──────── RECORDS PROVIDED
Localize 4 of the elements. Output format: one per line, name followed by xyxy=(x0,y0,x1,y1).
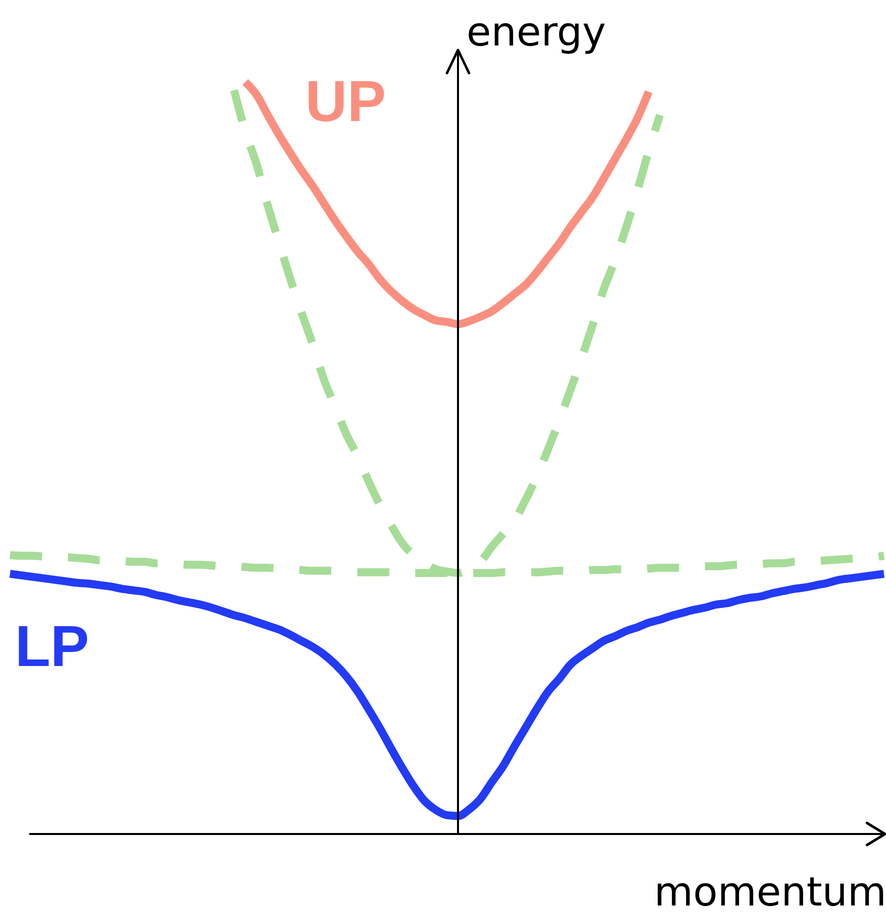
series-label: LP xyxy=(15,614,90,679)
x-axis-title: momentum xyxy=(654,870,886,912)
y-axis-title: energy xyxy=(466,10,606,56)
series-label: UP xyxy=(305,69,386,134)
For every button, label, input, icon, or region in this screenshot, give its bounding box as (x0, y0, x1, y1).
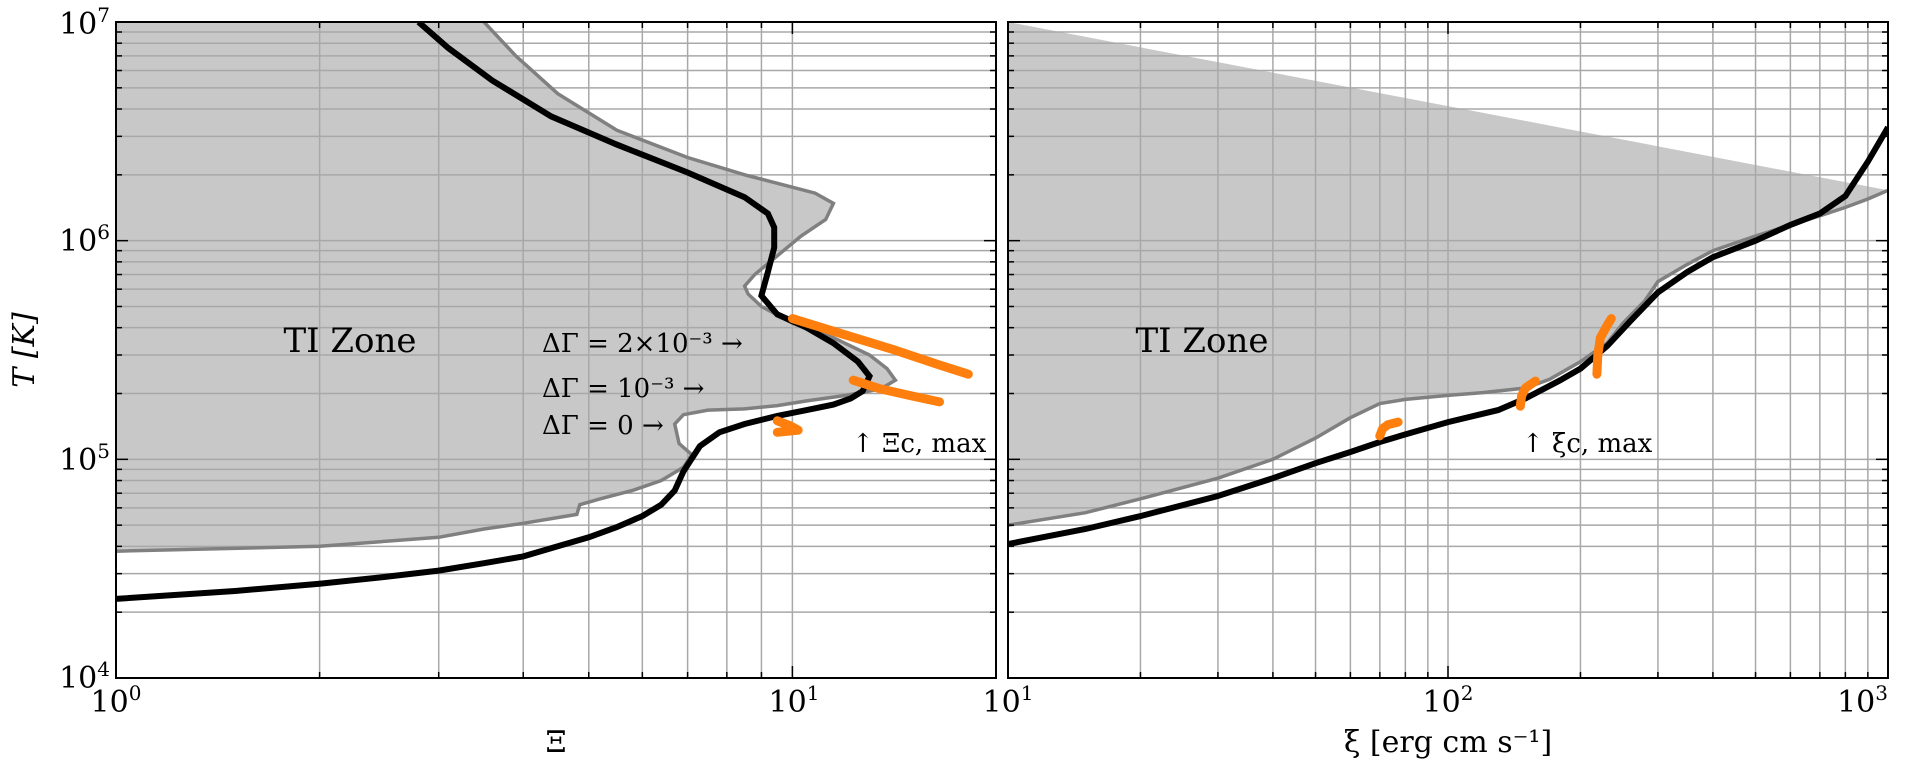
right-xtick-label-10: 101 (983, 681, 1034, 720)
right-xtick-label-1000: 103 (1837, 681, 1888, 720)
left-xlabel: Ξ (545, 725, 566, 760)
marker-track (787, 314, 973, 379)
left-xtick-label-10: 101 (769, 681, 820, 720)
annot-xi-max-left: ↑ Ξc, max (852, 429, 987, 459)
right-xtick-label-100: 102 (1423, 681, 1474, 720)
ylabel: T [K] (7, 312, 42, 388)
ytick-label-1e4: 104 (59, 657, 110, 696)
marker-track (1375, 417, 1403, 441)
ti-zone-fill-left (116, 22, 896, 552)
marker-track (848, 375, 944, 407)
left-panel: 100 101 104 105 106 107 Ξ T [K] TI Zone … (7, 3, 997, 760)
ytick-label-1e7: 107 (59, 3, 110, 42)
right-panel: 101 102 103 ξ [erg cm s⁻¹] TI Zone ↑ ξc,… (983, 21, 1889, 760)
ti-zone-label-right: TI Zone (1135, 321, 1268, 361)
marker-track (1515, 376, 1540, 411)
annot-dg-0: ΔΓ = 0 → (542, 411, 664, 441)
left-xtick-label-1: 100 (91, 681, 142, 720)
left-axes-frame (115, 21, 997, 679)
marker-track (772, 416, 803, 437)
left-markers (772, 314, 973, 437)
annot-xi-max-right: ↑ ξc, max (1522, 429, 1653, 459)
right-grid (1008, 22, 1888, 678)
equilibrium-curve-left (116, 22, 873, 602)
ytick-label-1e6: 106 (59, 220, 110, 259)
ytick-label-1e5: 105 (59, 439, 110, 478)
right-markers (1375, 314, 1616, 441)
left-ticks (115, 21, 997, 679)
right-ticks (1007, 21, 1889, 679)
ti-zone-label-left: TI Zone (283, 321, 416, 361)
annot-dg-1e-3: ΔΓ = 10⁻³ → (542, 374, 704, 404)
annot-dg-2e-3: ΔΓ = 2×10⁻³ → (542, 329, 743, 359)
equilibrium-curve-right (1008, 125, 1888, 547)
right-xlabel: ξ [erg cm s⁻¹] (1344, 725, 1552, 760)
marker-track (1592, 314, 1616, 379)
────────────────
──────── RECORDS PROVIDED
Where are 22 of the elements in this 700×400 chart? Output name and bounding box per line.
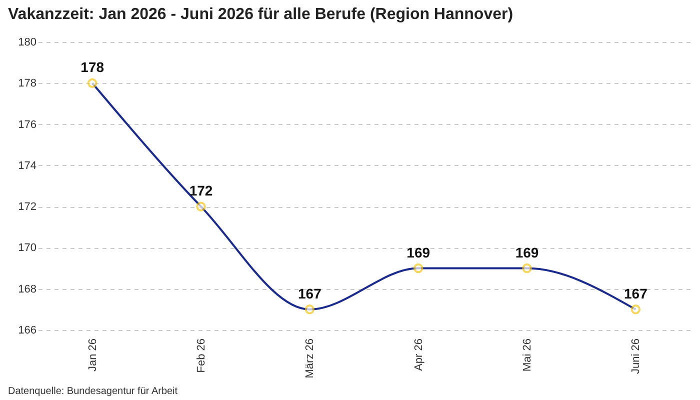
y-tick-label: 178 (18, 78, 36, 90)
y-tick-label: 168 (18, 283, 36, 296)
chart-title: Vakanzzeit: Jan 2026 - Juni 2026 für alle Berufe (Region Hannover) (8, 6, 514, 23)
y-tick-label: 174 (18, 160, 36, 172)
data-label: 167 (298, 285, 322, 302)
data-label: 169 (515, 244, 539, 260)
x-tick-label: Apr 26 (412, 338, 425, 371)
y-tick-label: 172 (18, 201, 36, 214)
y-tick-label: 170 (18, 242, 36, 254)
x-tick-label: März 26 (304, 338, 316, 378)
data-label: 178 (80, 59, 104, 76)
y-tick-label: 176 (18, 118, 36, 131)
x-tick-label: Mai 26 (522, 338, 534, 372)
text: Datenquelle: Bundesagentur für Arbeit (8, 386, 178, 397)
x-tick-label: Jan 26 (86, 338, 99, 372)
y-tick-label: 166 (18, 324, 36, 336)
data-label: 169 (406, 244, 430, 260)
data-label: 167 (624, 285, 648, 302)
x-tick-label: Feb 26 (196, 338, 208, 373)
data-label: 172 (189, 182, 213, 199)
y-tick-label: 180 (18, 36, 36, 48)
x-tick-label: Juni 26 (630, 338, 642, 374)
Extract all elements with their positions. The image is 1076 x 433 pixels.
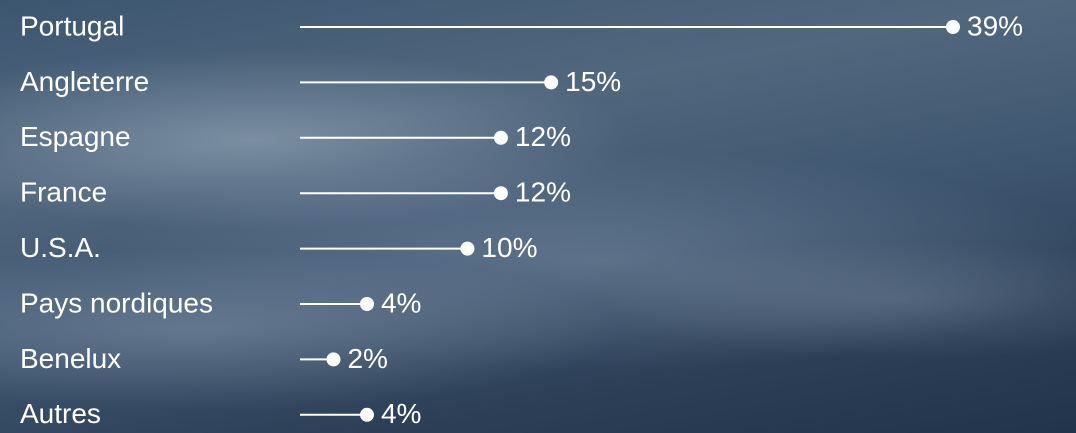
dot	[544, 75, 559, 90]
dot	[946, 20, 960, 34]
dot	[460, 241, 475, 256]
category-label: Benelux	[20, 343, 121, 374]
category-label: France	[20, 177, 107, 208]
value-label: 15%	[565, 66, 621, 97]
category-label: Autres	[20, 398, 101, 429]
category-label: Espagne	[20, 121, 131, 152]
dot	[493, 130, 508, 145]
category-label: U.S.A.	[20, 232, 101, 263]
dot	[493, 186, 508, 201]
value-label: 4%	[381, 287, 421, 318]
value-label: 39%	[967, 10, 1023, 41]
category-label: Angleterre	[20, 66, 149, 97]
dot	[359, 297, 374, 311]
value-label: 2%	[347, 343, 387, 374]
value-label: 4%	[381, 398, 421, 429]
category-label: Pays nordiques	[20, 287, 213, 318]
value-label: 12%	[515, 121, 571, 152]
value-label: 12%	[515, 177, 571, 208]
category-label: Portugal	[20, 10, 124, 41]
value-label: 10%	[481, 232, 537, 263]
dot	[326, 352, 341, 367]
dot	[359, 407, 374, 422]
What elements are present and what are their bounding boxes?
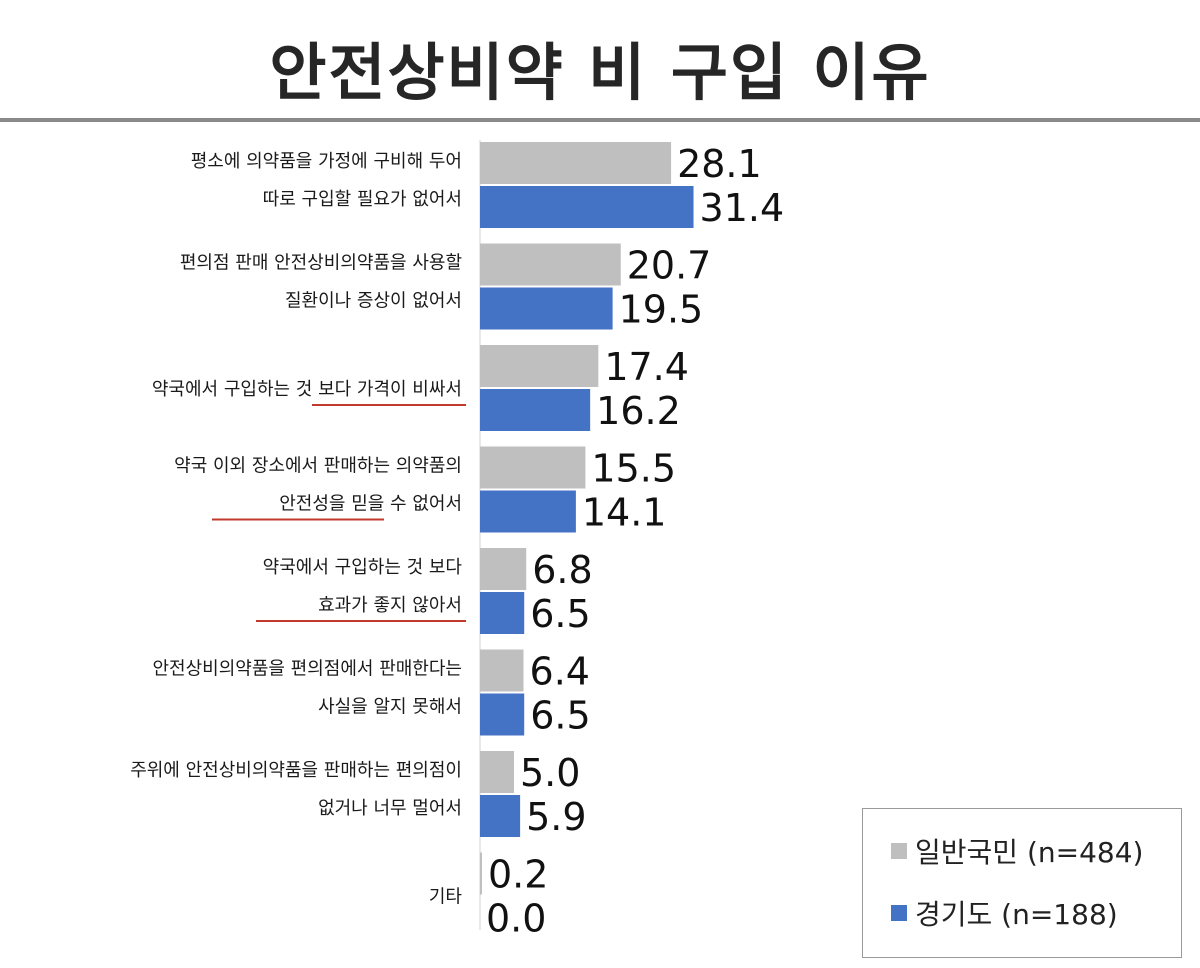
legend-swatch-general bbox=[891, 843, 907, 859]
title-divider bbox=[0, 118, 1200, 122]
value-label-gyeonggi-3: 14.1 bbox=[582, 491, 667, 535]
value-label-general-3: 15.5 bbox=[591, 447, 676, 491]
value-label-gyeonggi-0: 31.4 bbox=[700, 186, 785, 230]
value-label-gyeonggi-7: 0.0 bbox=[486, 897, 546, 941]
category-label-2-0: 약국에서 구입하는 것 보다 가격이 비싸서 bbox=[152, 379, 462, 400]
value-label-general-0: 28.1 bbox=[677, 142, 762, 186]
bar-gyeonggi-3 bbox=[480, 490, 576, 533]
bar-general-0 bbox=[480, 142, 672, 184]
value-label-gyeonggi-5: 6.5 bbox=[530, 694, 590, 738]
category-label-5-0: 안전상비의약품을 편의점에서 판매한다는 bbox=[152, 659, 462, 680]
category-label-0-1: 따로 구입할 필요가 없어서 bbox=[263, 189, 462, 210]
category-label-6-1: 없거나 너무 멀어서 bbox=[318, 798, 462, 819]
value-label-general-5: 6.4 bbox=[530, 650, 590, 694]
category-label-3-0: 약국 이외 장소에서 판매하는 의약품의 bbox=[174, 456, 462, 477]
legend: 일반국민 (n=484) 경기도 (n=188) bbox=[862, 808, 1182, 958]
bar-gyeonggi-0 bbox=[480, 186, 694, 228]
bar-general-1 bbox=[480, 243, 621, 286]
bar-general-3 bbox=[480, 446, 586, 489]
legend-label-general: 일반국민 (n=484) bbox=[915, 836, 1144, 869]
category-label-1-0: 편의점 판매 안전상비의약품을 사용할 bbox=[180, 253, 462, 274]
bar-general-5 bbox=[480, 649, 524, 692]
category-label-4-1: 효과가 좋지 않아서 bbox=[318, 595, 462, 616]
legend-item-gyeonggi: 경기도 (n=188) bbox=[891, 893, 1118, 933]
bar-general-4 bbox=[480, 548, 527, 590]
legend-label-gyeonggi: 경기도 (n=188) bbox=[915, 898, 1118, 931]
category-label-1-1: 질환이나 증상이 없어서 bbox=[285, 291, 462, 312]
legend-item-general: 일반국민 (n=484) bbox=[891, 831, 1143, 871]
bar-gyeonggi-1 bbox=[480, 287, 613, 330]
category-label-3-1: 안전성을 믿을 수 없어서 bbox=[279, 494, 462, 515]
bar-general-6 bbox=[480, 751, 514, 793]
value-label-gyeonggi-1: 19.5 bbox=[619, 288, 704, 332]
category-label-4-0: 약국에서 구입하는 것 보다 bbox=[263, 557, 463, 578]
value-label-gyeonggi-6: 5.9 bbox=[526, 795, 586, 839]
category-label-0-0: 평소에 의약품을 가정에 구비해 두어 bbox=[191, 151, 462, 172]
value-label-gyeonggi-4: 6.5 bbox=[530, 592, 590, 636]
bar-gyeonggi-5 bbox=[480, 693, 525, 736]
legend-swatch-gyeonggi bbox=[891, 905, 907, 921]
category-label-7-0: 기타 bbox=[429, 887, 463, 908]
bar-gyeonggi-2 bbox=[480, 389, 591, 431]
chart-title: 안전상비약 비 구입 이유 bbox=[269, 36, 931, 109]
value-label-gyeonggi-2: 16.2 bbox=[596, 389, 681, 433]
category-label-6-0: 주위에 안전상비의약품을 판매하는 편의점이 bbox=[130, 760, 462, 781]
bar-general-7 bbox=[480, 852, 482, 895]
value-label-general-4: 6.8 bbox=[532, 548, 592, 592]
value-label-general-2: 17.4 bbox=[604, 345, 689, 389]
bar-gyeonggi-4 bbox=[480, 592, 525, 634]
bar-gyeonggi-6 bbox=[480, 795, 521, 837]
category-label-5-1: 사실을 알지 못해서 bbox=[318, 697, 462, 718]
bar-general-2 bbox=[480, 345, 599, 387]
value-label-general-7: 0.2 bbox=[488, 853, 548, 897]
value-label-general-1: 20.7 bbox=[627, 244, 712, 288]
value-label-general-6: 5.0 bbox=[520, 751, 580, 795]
────────────────
──────── RECORDS PROVIDED
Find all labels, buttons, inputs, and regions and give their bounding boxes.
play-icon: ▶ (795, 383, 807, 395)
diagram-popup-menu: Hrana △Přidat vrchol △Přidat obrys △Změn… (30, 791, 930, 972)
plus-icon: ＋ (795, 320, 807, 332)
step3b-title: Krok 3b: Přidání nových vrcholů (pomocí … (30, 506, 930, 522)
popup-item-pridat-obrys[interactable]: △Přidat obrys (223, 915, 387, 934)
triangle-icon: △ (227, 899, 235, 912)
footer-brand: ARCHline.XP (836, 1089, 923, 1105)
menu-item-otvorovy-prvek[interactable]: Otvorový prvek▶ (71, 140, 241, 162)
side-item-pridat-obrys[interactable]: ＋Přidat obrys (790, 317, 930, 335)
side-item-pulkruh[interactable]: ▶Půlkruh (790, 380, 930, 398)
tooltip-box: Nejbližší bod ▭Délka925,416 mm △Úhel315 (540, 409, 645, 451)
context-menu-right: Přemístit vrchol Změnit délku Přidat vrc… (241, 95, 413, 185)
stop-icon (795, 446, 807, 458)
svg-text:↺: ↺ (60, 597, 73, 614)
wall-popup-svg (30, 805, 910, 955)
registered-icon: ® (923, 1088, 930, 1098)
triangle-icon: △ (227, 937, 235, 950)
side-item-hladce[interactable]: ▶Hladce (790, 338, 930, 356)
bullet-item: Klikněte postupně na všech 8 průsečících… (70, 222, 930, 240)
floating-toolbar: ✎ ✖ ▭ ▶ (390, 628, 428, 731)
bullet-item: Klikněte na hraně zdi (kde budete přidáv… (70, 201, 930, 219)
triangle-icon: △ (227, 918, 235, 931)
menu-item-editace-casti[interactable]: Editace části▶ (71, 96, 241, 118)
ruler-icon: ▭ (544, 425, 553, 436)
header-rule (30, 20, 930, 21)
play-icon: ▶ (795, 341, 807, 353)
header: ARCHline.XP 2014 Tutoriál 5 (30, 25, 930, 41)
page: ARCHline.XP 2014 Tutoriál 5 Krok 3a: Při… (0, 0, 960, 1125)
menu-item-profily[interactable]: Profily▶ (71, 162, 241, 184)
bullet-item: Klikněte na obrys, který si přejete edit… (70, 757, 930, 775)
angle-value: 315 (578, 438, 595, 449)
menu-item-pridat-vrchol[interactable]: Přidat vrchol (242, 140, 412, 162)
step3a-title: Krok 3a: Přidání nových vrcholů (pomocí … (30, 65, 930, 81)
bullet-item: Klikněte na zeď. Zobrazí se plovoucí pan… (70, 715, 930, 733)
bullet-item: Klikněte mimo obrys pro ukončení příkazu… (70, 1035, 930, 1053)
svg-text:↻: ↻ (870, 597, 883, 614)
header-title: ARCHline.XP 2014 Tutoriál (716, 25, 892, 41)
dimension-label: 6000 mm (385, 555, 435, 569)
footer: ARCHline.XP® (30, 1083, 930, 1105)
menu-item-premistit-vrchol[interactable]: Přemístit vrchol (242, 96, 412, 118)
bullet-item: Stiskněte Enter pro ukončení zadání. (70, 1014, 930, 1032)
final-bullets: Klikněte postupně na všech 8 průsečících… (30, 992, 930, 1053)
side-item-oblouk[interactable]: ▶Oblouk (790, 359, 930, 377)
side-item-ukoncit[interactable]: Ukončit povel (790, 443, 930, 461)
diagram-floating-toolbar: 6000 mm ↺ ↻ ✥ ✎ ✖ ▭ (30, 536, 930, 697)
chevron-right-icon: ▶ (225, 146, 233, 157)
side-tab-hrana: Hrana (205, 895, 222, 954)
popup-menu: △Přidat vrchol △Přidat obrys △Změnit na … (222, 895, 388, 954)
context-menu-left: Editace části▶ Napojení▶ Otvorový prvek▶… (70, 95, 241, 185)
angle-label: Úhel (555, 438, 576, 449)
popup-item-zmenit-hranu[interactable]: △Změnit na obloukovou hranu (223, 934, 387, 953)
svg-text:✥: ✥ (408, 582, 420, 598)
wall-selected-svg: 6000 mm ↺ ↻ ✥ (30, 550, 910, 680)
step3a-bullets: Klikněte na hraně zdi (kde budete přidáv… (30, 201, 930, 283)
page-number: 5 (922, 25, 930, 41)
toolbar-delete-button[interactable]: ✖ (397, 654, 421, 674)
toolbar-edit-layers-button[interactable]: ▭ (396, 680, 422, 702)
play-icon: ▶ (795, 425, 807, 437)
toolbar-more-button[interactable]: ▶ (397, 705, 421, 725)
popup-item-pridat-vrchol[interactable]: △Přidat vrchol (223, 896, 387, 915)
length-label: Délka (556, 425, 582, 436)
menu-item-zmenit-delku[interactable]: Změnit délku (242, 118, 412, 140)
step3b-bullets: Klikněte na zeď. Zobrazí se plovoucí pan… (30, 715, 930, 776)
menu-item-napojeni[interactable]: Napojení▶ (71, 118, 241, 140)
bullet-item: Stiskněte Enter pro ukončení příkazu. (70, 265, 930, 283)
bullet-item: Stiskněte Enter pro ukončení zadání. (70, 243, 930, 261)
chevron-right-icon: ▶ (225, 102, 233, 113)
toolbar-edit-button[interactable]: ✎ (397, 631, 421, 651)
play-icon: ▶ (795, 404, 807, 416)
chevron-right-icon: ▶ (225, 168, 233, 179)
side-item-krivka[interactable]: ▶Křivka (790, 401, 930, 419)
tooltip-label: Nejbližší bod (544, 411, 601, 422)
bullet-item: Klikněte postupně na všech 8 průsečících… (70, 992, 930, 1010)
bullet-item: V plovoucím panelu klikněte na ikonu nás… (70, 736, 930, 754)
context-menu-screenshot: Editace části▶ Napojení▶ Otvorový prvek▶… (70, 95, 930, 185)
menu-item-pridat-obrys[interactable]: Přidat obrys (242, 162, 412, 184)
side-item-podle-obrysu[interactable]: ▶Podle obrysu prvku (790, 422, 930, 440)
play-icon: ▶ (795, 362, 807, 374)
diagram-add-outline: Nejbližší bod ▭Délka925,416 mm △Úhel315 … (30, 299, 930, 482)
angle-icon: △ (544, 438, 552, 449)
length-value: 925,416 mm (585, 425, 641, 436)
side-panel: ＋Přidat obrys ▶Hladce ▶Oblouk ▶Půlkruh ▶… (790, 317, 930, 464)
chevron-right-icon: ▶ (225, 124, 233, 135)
────────────────
CHALLENGE. Copy out, unchanged, the part of the data that begins with the line containing "right-xtick-label-10: 101 (983, 681, 1034, 720)" and ends with the line containing "ytick-label-1e7: 107 (59, 3, 110, 42)", including both of those lines.

CORRECT ANSWER.
right-xtick-label-10: 101 (983, 681, 1034, 720)
right-xtick-label-1000: 103 (1837, 681, 1888, 720)
left-xlabel: Ξ (545, 725, 566, 760)
marker-track (787, 314, 973, 379)
left-xtick-label-10: 101 (769, 681, 820, 720)
annot-xi-max-left: ↑ Ξc, max (852, 429, 987, 459)
right-xtick-label-100: 102 (1423, 681, 1474, 720)
ylabel: T [K] (7, 312, 42, 388)
ytick-label-1e4: 104 (59, 657, 110, 696)
marker-track (1375, 417, 1403, 441)
ti-zone-fill-left (116, 22, 896, 552)
marker-track (848, 375, 944, 407)
left-panel: 100 101 104 105 106 107 Ξ T [K] TI Zone … (7, 3, 997, 760)
ytick-label-1e7: 107 (59, 3, 110, 42)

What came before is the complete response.